▶ [Written task]: Print the records below word for word, but leave out the pictures.

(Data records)

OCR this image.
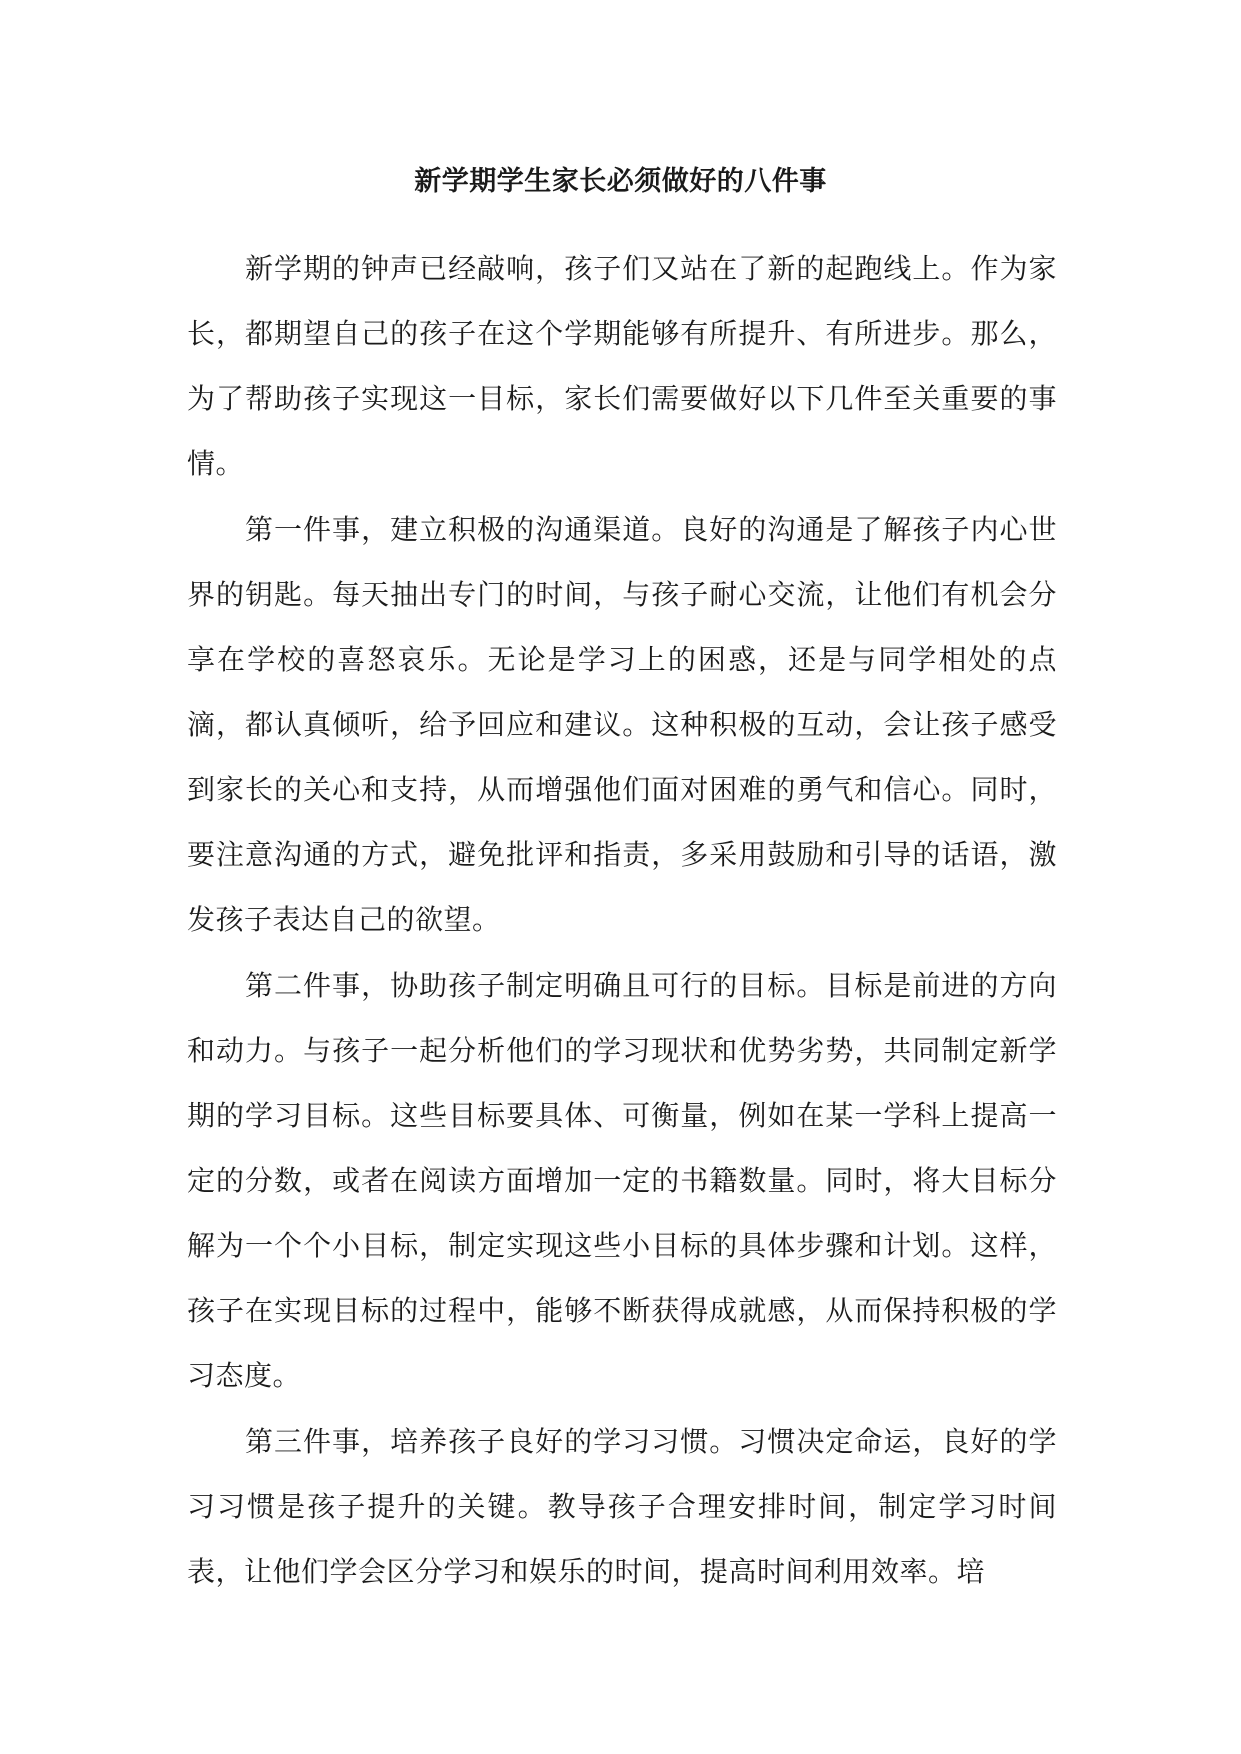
新学期学生家长必须做好的八件事

新学期的钟声已经敲响，孩子们又站在了新的起跑线上。作为家长，都期望自己的孩子在这个学期能够有所提升、有所进步。那么，为了帮助孩子实现这一目标，家长们需要做好以下几件至关重要的事情。

第一件事，建立积极的沟通渠道。良好的沟通是了解孩子内心世界的钥匙。每天抽出专门的时间，与孩子耐心交流，让他们有机会分享在学校的喜怒哀乐。无论是学习上的困惑，还是与同学相处的点滴，都认真倾听，给予回应和建议。这种积极的互动，会让孩子感受到家长的关心和支持，从而增强他们面对困难的勇气和信心。同时，要注意沟通的方式，避免批评和指责，多采用鼓励和引导的话语，激发孩子表达自己的欲望。

第二件事，协助孩子制定明确且可行的目标。目标是前进的方向和动力。与孩子一起分析他们的学习现状和优势劣势，共同制定新学期的学习目标。这些目标要具体、可衡量，例如在某一学科上提高一定的分数，或者在阅读方面增加一定的书籍数量。同时，将大目标分解为一个个小目标，制定实现这些小目标的具体步骤和计划。这样，孩子在实现目标的过程中，能够不断获得成就感，从而保持积极的学习态度。

第三件事，培养孩子良好的学习习惯。习惯决定命运，良好的学习习惯是孩子提升的关键。教导孩子合理安排时间，制定学习时间表，让他们学会区分学习和娱乐的时间，提高时间利用效率。培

▶ [Task response]:
OCR this image.
新学期学生家长必须做好的八件事

新学期的钟声已经敲响，孩子们又站在了新的起跑线上。作为家长，都期望自己的孩子在这个学期能够有所提升、有所进步。那么，为了帮助孩子实现这一目标，家长们需要做好以下几件至关重要的事情。

第一件事，建立积极的沟通渠道。良好的沟通是了解孩子内心世界的钥匙。每天抽出专门的时间，与孩子耐心交流，让他们有机会分享在学校的喜怒哀乐。无论是学习上的困惑，还是与同学相处的点滴，都认真倾听，给予回应和建议。这种积极的互动，会让孩子感受到家长的关心和支持，从而增强他们面对困难的勇气和信心。同时，要注意沟通的方式，避免批评和指责，多采用鼓励和引导的话语，激发孩子表达自己的欲望。

第二件事，协助孩子制定明确且可行的目标。目标是前进的方向和动力。与孩子一起分析他们的学习现状和优势劣势，共同制定新学期的学习目标。这些目标要具体、可衡量，例如在某一学科上提高一定的分数，或者在阅读方面增加一定的书籍数量。同时，将大目标分解为一个个小目标，制定实现这些小目标的具体步骤和计划。这样，孩子在实现目标的过程中，能够不断获得成就感，从而保持积极的学习态度。

第三件事，培养孩子良好的学习习惯。习惯决定命运，良好的学习习惯是孩子提升的关键。教导孩子合理安排时间，制定学习时间表，让他们学会区分学习和娱乐的时间，提高时间利用效率。培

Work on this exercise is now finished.